[Start of Provided data]

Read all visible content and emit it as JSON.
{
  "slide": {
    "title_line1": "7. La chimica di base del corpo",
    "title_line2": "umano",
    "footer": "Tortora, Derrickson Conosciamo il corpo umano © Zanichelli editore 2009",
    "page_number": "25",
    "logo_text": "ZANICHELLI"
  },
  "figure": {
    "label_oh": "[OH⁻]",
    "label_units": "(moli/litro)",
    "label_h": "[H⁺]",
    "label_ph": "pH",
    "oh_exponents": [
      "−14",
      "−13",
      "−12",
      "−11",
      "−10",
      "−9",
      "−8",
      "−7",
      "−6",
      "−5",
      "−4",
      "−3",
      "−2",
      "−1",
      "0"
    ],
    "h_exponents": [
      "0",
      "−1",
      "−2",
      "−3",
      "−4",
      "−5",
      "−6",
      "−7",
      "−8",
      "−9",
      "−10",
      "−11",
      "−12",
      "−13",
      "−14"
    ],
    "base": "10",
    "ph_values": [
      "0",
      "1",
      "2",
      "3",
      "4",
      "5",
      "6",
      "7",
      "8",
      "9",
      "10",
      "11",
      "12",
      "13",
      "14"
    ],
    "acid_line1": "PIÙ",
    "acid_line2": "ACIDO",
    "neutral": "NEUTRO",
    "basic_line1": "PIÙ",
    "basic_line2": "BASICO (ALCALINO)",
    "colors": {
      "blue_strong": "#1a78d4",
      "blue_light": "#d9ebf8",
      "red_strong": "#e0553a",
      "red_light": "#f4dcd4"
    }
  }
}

[End of Provided data]

◆ **Direction**
In the listing above, find the lines holding the word "corpo" and copy them.

◆ **Solution for this problem**
    "title_line1": "7. La chimica di base del corpo",
    "footer": "Tortora, Derrickson Conosciamo il corpo umano © Zanichelli editore 2009",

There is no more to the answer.